** begin Record set **
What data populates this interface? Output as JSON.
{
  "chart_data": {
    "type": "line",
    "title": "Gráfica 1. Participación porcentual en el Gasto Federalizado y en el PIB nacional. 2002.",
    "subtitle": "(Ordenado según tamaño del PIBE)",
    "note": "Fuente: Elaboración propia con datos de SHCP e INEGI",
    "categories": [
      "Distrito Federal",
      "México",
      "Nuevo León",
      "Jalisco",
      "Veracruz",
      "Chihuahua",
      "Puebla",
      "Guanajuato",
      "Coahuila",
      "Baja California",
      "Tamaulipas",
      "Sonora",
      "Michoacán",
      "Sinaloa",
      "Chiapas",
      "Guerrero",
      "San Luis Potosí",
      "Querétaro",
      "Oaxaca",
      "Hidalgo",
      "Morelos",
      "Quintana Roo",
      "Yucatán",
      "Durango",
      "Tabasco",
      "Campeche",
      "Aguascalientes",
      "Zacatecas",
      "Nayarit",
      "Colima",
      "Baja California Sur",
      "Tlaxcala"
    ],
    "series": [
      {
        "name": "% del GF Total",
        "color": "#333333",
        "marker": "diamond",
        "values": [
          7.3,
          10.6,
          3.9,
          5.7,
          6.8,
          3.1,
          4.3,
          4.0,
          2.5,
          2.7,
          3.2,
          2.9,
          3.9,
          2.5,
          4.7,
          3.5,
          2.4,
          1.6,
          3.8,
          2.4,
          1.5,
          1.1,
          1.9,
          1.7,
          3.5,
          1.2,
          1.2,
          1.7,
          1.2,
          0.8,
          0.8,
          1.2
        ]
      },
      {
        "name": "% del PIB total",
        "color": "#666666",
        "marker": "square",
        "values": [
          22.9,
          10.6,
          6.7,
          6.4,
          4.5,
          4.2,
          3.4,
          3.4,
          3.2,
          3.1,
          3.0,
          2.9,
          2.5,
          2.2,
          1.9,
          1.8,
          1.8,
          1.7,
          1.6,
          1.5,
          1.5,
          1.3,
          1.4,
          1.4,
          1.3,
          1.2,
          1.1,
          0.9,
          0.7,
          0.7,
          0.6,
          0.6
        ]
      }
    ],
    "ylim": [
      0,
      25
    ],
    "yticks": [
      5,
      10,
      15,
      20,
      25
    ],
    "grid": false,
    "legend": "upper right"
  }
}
** end Record set **
◆ Problem ◆
Faithfully copy every entry, leaving nothing out.

◆ Full output ◆
What data populates this interface? Output as JSON.
{
  "chart_data": {
    "type": "line",
    "title": "Gráfica 1. Participación porcentual en el Gasto Federalizado y en el PIB nacional. 2002.",
    "subtitle": "(Ordenado según tamaño del PIBE)",
    "note": "Fuente: Elaboración propia con datos de SHCP e INEGI",
    "categories": [
      "Distrito Federal",
      "México",
      "Nuevo León",
      "Jalisco",
      "Veracruz",
      "Chihuahua",
      "Puebla",
      "Guanajuato",
      "Coahuila",
      "Baja California",
      "Tamaulipas",
      "Sonora",
      "Michoacán",
      "Sinaloa",
      "Chiapas",
      "Guerrero",
      "San Luis Potosí",
      "Querétaro",
      "Oaxaca",
      "Hidalgo",
      "Morelos",
      "Quintana Roo",
      "Yucatán",
      "Durango",
      "Tabasco",
      "Campeche",
      "Aguascalientes",
      "Zacatecas",
      "Nayarit",
      "Colima",
      "Baja California Sur",
      "Tlaxcala"
    ],
    "series": [
      {
        "name": "% del GF Total",
        "color": "#333333",
        "marker": "diamond",
        "values": [
          7.3,
          10.6,
          3.9,
          5.7,
          6.8,
          3.1,
          4.3,
          4.0,
          2.5,
          2.7,
          3.2,
          2.9,
          3.9,
          2.5,
          4.7,
          3.5,
          2.4,
          1.6,
          3.8,
          2.4,
          1.5,
          1.1,
          1.9,
          1.7,
          3.5,
          1.2,
          1.2,
          1.7,
          1.2,
          0.8,
          0.8,
          1.2
        ]
      },
      {
        "name": "% del PIB total",
        "color": "#666666",
        "marker": "square",
        "values": [
          22.9,
          10.6,
          6.7,
          6.4,
          4.5,
          4.2,
          3.4,
          3.4,
          3.2,
          3.1,
          3.0,
          2.9,
          2.5,
          2.2,
          1.9,
          1.8,
          1.8,
          1.7,
          1.6,
          1.5,
          1.5,
          1.3,
          1.4,
          1.4,
          1.3,
          1.2,
          1.1,
          0.9,
          0.7,
          0.7,
          0.6,
          0.6
        ]
      }
    ],
    "ylim": [
      0,
      25
    ],
    "yticks": [
      5,
      10,
      15,
      20,
      25
    ],
    "grid": false,
    "legend": "upper right"
  }
}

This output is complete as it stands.